**What you should do:**
Find every line of the listing below where "Agriculture" appears, and copy it.
======== Input records
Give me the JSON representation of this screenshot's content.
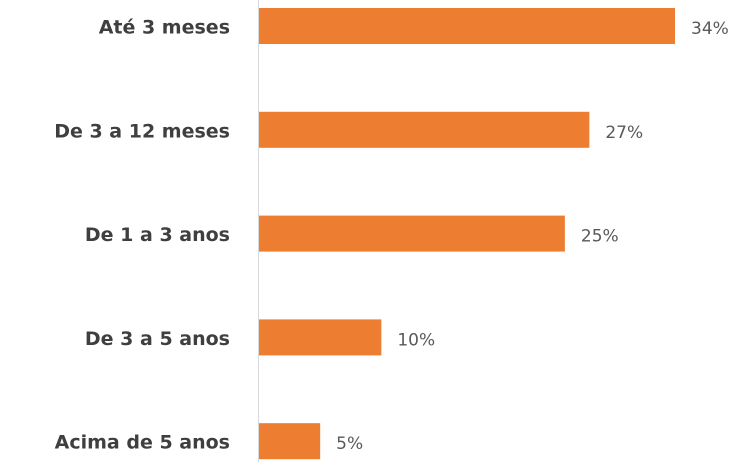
{
  "chart_data": {
    "type": "bar",
    "orientation": "horizontal",
    "categories": [
      "Até 3 meses",
      "De 3 a 12 meses",
      "De 1 a 3 anos",
      "De 3 a 5 anos",
      "Acima de 5 anos"
    ],
    "values": [
      34,
      27,
      25,
      10,
      5
    ],
    "value_labels": [
      "34%",
      "27%",
      "25%",
      "10%",
      "5%"
    ],
    "color": "#ed7d31"
  }
}
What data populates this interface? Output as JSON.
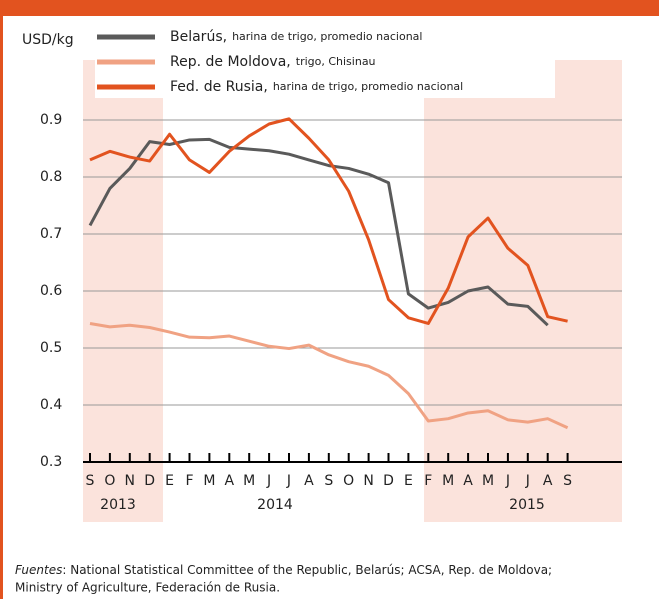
{
  "chart_data": {
    "type": "line",
    "y_label": "USD/kg",
    "categories": [
      "S",
      "O",
      "N",
      "D",
      "E",
      "F",
      "M",
      "A",
      "M",
      "J",
      "J",
      "A",
      "S",
      "O",
      "N",
      "D",
      "E",
      "F",
      "M",
      "A",
      "M",
      "J",
      "J",
      "A",
      "S"
    ],
    "year_labels": [
      "2013",
      "2014",
      "2015"
    ],
    "ylim": [
      0.3,
      1.0
    ],
    "yticks": [
      0.3,
      0.4,
      0.5,
      0.6,
      0.7,
      0.8,
      0.9
    ],
    "grid": true,
    "series": [
      {
        "name": "Belarús,",
        "detail": "harina de trigo, promedio nacional",
        "color": "#5a5a5a",
        "values": [
          0.715,
          0.78,
          0.815,
          0.862,
          0.857,
          0.865,
          0.866,
          0.852,
          0.849,
          0.846,
          0.84,
          0.83,
          0.82,
          0.815,
          0.805,
          0.79,
          0.595,
          0.57,
          0.58,
          0.6,
          0.607,
          0.577,
          0.573,
          0.54,
          null
        ]
      },
      {
        "name": "Rep. de Moldova,",
        "detail": "trigo, Chisinau",
        "color": "#f0a283",
        "values": [
          0.543,
          0.537,
          0.54,
          0.536,
          0.528,
          0.519,
          0.518,
          0.521,
          0.512,
          0.503,
          0.499,
          0.505,
          0.488,
          0.476,
          0.468,
          0.452,
          0.42,
          0.372,
          0.376,
          0.386,
          0.39,
          0.374,
          0.37,
          0.376,
          0.36
        ]
      },
      {
        "name": "Fed. de Rusia,",
        "detail": "harina de trigo, promedio nacional",
        "color": "#e2531f",
        "values": [
          0.83,
          0.845,
          0.835,
          0.828,
          0.875,
          0.83,
          0.808,
          0.845,
          0.872,
          0.893,
          0.902,
          0.868,
          0.83,
          0.775,
          0.69,
          0.585,
          0.553,
          0.543,
          0.605,
          0.695,
          0.728,
          0.675,
          0.645,
          0.555,
          0.547
        ]
      }
    ],
    "source_label": "Fuentes",
    "source_line1": ": National Statistical Committee of the Republic, Belarús; ACSA, Rep. de Moldova;",
    "source_line2": "Ministry of Agriculture, Federación de Rusia."
  }
}
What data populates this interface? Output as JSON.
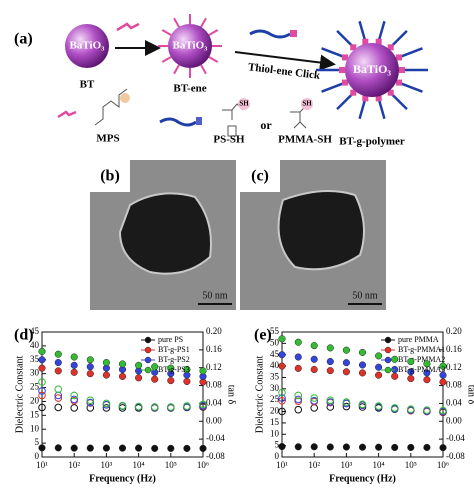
{
  "figure": {
    "panel_a": "(a)",
    "panel_b": "(b)",
    "panel_c": "(c)",
    "spheres": [
      "BaTiO₃",
      "BaTiO₃",
      "BaTiO₃"
    ],
    "labels": {
      "bt": "BT",
      "bt_ene": "BT-ene",
      "click": "Thiol-ene Click",
      "bt_polymer": "BT-g-polymer",
      "mps": "MPS",
      "ps_sh": "PS-SH",
      "or": "or",
      "pmma_sh": "PMMA-SH",
      "sh": [
        "SH",
        "SH"
      ]
    },
    "scale_bars": [
      "50 nm",
      "50 nm"
    ]
  },
  "chart_data": [
    {
      "type": "scatter",
      "panel": "(d)",
      "x_label": "Frequency (Hz)",
      "y_label": "Dielectric Constant",
      "y2_label": "tan δ",
      "log_x": true,
      "legend": "upper right",
      "x": [
        10,
        32,
        100,
        316,
        1000,
        3162,
        10000,
        31623,
        100000,
        316228,
        1000000
      ],
      "xlim": [
        10,
        1000000
      ],
      "xticks": [
        {
          "value": 10,
          "label": "10¹"
        },
        {
          "value": 100,
          "label": "10²"
        },
        {
          "value": 1000,
          "label": "10³"
        },
        {
          "value": 10000,
          "label": "10⁴"
        },
        {
          "value": 100000,
          "label": "10⁵"
        },
        {
          "value": 1000000,
          "label": "10⁶"
        }
      ],
      "ylim": [
        0,
        45
      ],
      "yticks": [
        0,
        5,
        10,
        15,
        20,
        25,
        30,
        35,
        40,
        45
      ],
      "y2lim": [
        -0.08,
        0.2
      ],
      "y2ticks": [
        -0.08,
        -0.04,
        {
          "value": 0,
          "label": "0.00"
        },
        0.04,
        0.08,
        0.12,
        0.16,
        {
          "value": 0.2,
          "label": "0.20"
        }
      ],
      "series": [
        {
          "name": "pure PS",
          "color": "#111111",
          "values": [
            3.3,
            3.3,
            3.2,
            3.2,
            3.2,
            3.2,
            3.2,
            3.1,
            3.1,
            3.1,
            3.1
          ],
          "tan_values": [
            0.031,
            0.031,
            0.03,
            0.03,
            0.03,
            0.03,
            0.03,
            0.03,
            0.03,
            0.031,
            0.032
          ],
          "axis": "y2"
        },
        {
          "name": "BT-g-PS1",
          "color": "#e0302a",
          "values": [
            32,
            31,
            30.5,
            30,
            29.5,
            29,
            28.5,
            28,
            27.5,
            27.2,
            27
          ],
          "tan_values": [
            0.058,
            0.052,
            0.046,
            0.041,
            0.037,
            0.034,
            0.032,
            0.031,
            0.031,
            0.032,
            0.034
          ],
          "axis": "y2"
        },
        {
          "name": "BT-g-PS2",
          "color": "#3344dd",
          "values": [
            35,
            34,
            33,
            32.5,
            32,
            31.5,
            31,
            30.5,
            30,
            29.5,
            29
          ],
          "tan_values": [
            0.068,
            0.058,
            0.049,
            0.042,
            0.037,
            0.034,
            0.032,
            0.031,
            0.031,
            0.032,
            0.035
          ],
          "axis": "y2"
        },
        {
          "name": "BT-g-PS3",
          "color": "#33bb33",
          "values": [
            38,
            37,
            36,
            35,
            34,
            33.5,
            33,
            32.5,
            32,
            31.5,
            31
          ],
          "tan_values": [
            0.088,
            0.072,
            0.058,
            0.047,
            0.04,
            0.035,
            0.033,
            0.032,
            0.032,
            0.034,
            0.038
          ],
          "axis": "y2"
        }
      ]
    },
    {
      "type": "scatter",
      "panel": "(e)",
      "x_label": "Frequency (Hz)",
      "y_label": "Dielectric Constant",
      "y2_label": "tan δ",
      "log_x": true,
      "legend": "upper right",
      "x": [
        10,
        32,
        100,
        316,
        1000,
        3162,
        10000,
        31623,
        100000,
        316228,
        1000000
      ],
      "xlim": [
        10,
        1000000
      ],
      "xticks": [
        {
          "value": 10,
          "label": "10¹"
        },
        {
          "value": 100,
          "label": "10²"
        },
        {
          "value": 1000,
          "label": "10³"
        },
        {
          "value": 10000,
          "label": "10⁴"
        },
        {
          "value": 100000,
          "label": "10⁵"
        },
        {
          "value": 1000000,
          "label": "10⁶"
        }
      ],
      "ylim": [
        0,
        55
      ],
      "yticks": [
        0,
        5,
        10,
        15,
        20,
        25,
        30,
        35,
        40,
        45,
        50,
        55
      ],
      "y2lim": [
        -0.08,
        0.2
      ],
      "y2ticks": [
        -0.08,
        -0.04,
        {
          "value": 0,
          "label": "0.00"
        },
        0.04,
        0.08,
        0.12,
        0.16,
        {
          "value": 0.2,
          "label": "0.20"
        }
      ],
      "series": [
        {
          "name": "pure PMMA",
          "color": "#111111",
          "values": [
            4.6,
            4.5,
            4.5,
            4.4,
            4.4,
            4.3,
            4.3,
            4.2,
            4.2,
            4.2,
            4.1
          ],
          "tan_values": [
            0.022,
            0.026,
            0.03,
            0.032,
            0.033,
            0.032,
            0.03,
            0.027,
            0.024,
            0.022,
            0.02
          ],
          "axis": "y2"
        },
        {
          "name": "BT-g-PMMA1",
          "color": "#e0302a",
          "values": [
            40,
            39,
            38.5,
            38,
            37.5,
            37,
            36,
            35.5,
            34.5,
            34,
            33
          ],
          "tan_values": [
            0.046,
            0.045,
            0.044,
            0.042,
            0.04,
            0.036,
            0.032,
            0.028,
            0.024,
            0.022,
            0.021
          ],
          "axis": "y2"
        },
        {
          "name": "BT-g-PMMA2",
          "color": "#3344dd",
          "values": [
            45,
            44,
            43,
            42,
            41.5,
            40.5,
            39.5,
            38.5,
            37.5,
            37,
            36
          ],
          "tan_values": [
            0.052,
            0.049,
            0.046,
            0.043,
            0.04,
            0.036,
            0.032,
            0.028,
            0.025,
            0.023,
            0.022
          ],
          "axis": "y2"
        },
        {
          "name": "BT-g-PMMA3",
          "color": "#33bb33",
          "values": [
            52,
            50.5,
            49,
            48,
            47,
            46,
            44.5,
            43,
            42,
            41,
            40
          ],
          "tan_values": [
            0.064,
            0.058,
            0.052,
            0.047,
            0.043,
            0.038,
            0.034,
            0.03,
            0.027,
            0.025,
            0.024
          ],
          "axis": "y2"
        }
      ]
    }
  ]
}
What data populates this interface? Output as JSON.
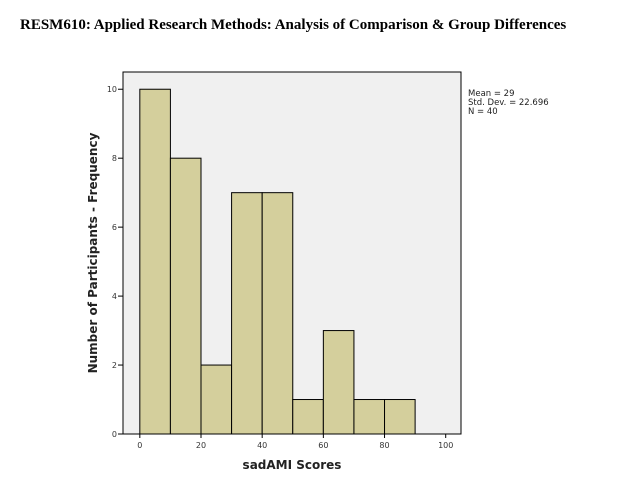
{
  "page": {
    "title": "RESM610: Applied Research Methods: Analysis of Comparison & Group Differences"
  },
  "chart_data": {
    "type": "bar",
    "bins": [
      {
        "from": 0,
        "to": 10,
        "count": 10
      },
      {
        "from": 10,
        "to": 20,
        "count": 8
      },
      {
        "from": 20,
        "to": 30,
        "count": 2
      },
      {
        "from": 30,
        "to": 40,
        "count": 7
      },
      {
        "from": 40,
        "to": 50,
        "count": 7
      },
      {
        "from": 50,
        "to": 60,
        "count": 1
      },
      {
        "from": 60,
        "to": 70,
        "count": 3
      },
      {
        "from": 70,
        "to": 80,
        "count": 1
      },
      {
        "from": 80,
        "to": 90,
        "count": 1
      }
    ],
    "xlabel": "sadAMI Scores",
    "ylabel": "Number of Participants - Frequency",
    "xlim": [
      -5.5,
      105
    ],
    "ylim": [
      0,
      10.5
    ],
    "xticks": [
      "0",
      "20",
      "40",
      "60",
      "80",
      "100"
    ],
    "yticks": [
      "0",
      "2",
      "4",
      "6",
      "8",
      "10"
    ],
    "stats": [
      "Mean = 29",
      "Std. Dev. = 22.696",
      "N = 40"
    ],
    "grid": false,
    "legend": "none",
    "colors": {
      "bar_fill": "#d4cf9c",
      "bar_stroke": "#000000",
      "plot_bg": "#f0f0f0"
    }
  }
}
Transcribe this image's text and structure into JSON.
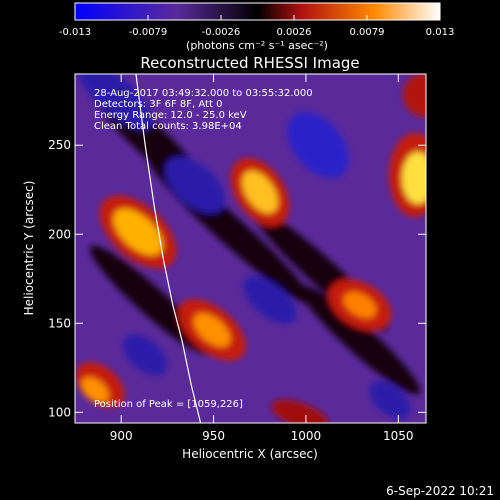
{
  "colorbar": {
    "ticks": [
      "-0.013",
      "-0.0079",
      "-0.0026",
      "0.0026",
      "0.0079",
      "0.013"
    ],
    "units": "(photons cm⁻² s⁻¹ asec⁻²)"
  },
  "chart_data": {
    "type": "heatmap",
    "title": "Reconstructed RHESSI Image",
    "xlabel": "Heliocentric X (arcsec)",
    "ylabel": "Heliocentric Y (arcsec)",
    "xlim": [
      875,
      1065
    ],
    "ylim": [
      94,
      290
    ],
    "xticks": [
      900,
      950,
      1000,
      1050
    ],
    "yticks": [
      100,
      150,
      200,
      250
    ],
    "zlim": [
      -0.013,
      0.013
    ],
    "colormap": "red-temperature (blue→purple→black→red→yellow→white)",
    "annotations": [
      "28-Aug-2017 03:49:32.000 to 03:55:32.000",
      "Detectors: 3F 6F 8F, Att 0",
      "Energy Range: 12.0 - 25.0 keV",
      "Clean     Total counts: 3.98E+04"
    ],
    "peak_label": "Position of Peak = [1059,226]",
    "peak": [
      1059,
      226
    ],
    "limb_curve": {
      "x": [
        908,
        913,
        918,
        923,
        928,
        933,
        938,
        943
      ],
      "y": [
        290,
        250,
        215,
        185,
        160,
        140,
        115,
        94
      ]
    }
  },
  "timestamp": "6-Sep-2022 10:21"
}
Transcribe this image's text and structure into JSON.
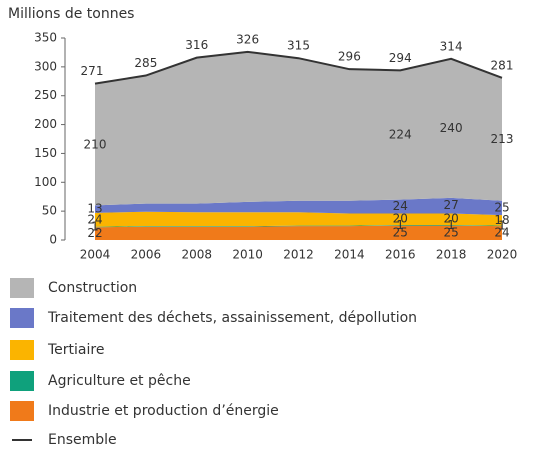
{
  "chart_data": {
    "type": "area",
    "stacked": true,
    "subtitle": "Millions de tonnes",
    "x": [
      2004,
      2006,
      2008,
      2010,
      2012,
      2014,
      2016,
      2018,
      2020
    ],
    "xlim": [
      2004,
      2020
    ],
    "xticks": [
      2004,
      2006,
      2008,
      2010,
      2012,
      2014,
      2016,
      2018,
      2020
    ],
    "ylim": [
      0,
      350
    ],
    "yticks": [
      0,
      50,
      100,
      150,
      200,
      250,
      300,
      350
    ],
    "grid": false,
    "series": [
      {
        "name": "Construction",
        "color": "#b5b5b5",
        "values": [
          210,
          222,
          253,
          260,
          247,
          228,
          224,
          240,
          213
        ],
        "value_labels": [
          210,
          null,
          null,
          null,
          null,
          null,
          224,
          240,
          213
        ]
      },
      {
        "name": "Traitement des déchets, assainissement, dépollution",
        "color": "#6a78c8",
        "values": [
          13,
          14,
          15,
          18,
          20,
          22,
          24,
          27,
          25
        ],
        "value_labels": [
          13,
          null,
          null,
          null,
          null,
          null,
          24,
          27,
          25
        ]
      },
      {
        "name": "Tertiaire",
        "color": "#fbb400",
        "values": [
          24,
          25,
          24,
          24,
          23,
          21,
          20,
          20,
          18
        ],
        "value_labels": [
          24,
          null,
          null,
          null,
          null,
          null,
          20,
          20,
          18
        ]
      },
      {
        "name": "Agriculture et pêche",
        "color": "#0fa17c",
        "values": [
          1,
          1,
          1,
          1,
          1,
          1,
          1,
          1,
          1
        ],
        "value_labels": [
          1,
          null,
          null,
          null,
          null,
          null,
          1,
          1,
          1
        ]
      },
      {
        "name": "Industrie et production d’énergie",
        "color": "#f07a1a",
        "values": [
          22,
          23,
          23,
          23,
          24,
          24,
          25,
          25,
          24
        ],
        "value_labels": [
          22,
          null,
          null,
          null,
          null,
          null,
          25,
          25,
          24
        ]
      }
    ],
    "total": {
      "name": "Ensemble",
      "color": "#333333",
      "values": [
        271,
        285,
        316,
        326,
        315,
        296,
        294,
        314,
        281
      ]
    }
  }
}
================
**Written response:**
    "source_line2": "Ministry of Agriculture, Federación de Rusia."
        "name": "Agriculture et pêche",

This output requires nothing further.